Dataset extract:
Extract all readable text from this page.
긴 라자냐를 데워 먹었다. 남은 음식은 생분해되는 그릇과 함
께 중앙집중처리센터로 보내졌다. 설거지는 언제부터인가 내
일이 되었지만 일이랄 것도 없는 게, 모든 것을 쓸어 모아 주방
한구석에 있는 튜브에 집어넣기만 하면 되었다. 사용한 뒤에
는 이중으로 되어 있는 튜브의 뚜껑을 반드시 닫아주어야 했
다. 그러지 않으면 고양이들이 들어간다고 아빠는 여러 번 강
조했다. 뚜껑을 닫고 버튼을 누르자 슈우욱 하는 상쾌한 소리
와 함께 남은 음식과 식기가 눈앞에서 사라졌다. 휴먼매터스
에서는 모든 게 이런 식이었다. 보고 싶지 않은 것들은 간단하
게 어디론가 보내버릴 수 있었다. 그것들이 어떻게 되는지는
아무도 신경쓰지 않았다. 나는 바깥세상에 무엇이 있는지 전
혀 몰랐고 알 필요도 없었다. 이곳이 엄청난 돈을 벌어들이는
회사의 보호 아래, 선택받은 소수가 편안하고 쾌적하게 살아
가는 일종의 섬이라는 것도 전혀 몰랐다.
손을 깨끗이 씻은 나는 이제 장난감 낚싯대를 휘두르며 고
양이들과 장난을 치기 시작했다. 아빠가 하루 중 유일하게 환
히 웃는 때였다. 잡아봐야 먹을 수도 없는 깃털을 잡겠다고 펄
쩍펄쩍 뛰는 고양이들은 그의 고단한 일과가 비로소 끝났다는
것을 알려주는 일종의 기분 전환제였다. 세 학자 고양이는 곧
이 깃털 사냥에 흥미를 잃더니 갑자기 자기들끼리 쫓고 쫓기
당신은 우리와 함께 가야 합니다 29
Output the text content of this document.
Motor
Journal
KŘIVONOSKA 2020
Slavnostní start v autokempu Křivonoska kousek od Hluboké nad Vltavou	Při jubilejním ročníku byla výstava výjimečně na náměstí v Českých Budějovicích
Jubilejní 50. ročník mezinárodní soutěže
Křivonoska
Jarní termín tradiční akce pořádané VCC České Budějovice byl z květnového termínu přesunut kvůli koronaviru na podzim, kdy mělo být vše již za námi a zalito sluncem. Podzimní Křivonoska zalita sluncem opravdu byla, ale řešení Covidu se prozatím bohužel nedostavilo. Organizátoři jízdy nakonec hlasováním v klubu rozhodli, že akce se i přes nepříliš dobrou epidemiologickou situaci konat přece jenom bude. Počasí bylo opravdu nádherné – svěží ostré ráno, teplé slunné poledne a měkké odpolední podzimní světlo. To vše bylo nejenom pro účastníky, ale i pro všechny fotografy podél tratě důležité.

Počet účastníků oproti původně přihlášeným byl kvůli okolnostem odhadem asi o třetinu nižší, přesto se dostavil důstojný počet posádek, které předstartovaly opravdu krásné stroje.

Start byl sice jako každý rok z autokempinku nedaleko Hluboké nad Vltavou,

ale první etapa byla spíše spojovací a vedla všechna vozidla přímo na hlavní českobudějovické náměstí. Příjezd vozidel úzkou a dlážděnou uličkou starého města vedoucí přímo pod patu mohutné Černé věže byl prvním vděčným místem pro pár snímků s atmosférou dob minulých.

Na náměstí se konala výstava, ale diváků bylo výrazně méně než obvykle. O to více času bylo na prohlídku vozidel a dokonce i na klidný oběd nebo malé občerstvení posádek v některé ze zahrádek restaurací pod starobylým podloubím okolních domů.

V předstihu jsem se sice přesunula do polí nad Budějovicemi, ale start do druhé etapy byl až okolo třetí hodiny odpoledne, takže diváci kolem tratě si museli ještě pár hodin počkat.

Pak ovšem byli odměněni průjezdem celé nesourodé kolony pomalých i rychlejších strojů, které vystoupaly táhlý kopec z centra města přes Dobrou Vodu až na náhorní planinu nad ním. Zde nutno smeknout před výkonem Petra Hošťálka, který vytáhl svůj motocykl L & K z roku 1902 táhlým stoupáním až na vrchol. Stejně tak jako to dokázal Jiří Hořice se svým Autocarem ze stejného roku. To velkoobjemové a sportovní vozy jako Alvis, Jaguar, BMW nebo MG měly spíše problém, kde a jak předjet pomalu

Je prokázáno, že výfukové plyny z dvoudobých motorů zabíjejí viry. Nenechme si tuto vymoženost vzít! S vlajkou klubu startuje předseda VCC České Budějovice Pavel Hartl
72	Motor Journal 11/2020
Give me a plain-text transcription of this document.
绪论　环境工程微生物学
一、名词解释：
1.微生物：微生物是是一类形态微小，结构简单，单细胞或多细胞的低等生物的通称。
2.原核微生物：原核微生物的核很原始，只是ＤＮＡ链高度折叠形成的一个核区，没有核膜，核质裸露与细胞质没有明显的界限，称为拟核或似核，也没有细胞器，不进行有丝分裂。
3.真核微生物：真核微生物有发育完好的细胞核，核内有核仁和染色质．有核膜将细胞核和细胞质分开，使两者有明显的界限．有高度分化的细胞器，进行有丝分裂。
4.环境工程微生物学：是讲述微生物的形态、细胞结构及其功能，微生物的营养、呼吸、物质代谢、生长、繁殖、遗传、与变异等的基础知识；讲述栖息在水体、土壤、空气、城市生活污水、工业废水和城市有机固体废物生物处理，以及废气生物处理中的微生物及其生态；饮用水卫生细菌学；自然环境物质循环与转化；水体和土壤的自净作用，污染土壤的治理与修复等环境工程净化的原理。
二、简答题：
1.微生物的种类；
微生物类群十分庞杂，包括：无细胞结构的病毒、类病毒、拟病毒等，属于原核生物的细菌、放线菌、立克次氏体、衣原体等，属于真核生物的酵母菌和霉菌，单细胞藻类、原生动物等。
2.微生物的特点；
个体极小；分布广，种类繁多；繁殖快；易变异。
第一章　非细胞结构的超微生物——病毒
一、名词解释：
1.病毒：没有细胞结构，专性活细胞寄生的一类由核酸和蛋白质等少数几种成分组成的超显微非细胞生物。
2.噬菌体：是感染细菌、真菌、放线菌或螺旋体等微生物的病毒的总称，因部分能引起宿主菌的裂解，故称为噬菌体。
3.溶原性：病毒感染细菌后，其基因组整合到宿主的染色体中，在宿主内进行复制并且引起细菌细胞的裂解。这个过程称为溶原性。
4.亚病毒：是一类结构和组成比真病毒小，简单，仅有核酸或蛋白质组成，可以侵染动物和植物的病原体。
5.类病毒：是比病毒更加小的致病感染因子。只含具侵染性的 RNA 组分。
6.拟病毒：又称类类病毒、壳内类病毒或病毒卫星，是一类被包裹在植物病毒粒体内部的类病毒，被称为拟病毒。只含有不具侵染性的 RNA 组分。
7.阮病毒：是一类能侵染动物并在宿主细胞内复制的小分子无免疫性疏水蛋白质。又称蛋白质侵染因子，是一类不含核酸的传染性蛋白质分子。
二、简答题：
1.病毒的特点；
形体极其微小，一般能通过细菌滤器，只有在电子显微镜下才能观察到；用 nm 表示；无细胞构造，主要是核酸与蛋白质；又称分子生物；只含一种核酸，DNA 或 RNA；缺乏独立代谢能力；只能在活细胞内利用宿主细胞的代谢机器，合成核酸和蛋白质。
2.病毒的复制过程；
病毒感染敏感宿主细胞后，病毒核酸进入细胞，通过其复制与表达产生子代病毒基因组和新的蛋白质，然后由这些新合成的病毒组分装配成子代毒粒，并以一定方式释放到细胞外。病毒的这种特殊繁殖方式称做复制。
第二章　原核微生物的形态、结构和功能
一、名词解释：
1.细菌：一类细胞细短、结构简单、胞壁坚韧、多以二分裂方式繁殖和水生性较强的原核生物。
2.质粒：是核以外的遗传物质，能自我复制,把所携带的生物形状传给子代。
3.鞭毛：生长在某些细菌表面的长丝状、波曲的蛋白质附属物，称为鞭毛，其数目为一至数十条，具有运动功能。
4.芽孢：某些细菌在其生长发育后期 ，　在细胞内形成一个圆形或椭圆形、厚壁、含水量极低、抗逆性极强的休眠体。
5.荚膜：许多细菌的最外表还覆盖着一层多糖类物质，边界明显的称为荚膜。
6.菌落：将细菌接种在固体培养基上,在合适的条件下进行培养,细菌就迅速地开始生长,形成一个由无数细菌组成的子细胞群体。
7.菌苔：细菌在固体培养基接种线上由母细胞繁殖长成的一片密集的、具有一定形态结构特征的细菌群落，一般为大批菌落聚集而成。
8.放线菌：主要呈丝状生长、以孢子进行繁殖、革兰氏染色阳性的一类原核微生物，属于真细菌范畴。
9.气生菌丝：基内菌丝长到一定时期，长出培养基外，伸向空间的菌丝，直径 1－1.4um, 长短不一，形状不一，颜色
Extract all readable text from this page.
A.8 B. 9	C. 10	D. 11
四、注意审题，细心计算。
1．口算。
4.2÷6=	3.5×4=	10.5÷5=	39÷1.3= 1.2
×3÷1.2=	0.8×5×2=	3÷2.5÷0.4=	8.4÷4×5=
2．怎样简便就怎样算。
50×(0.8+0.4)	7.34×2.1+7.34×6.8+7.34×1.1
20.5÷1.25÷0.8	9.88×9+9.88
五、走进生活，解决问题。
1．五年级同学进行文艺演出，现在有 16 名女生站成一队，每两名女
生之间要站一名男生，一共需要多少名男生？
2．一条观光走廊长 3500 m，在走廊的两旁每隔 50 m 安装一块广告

Your objective:
Reproduce every line of the listing above in which the string "sice" appears.

Reply to the exercise:
Start byl sice jako každý rok z autokempinku nedaleko Hluboké nad Vltavou,
V předstihu jsem se sice přesunula do polí nad Budějovicemi, ale start do druhé etapy byl až okolo třetí hodiny odpoledne, takže diváci kolem tratě si museli ještě pár hodin počkat.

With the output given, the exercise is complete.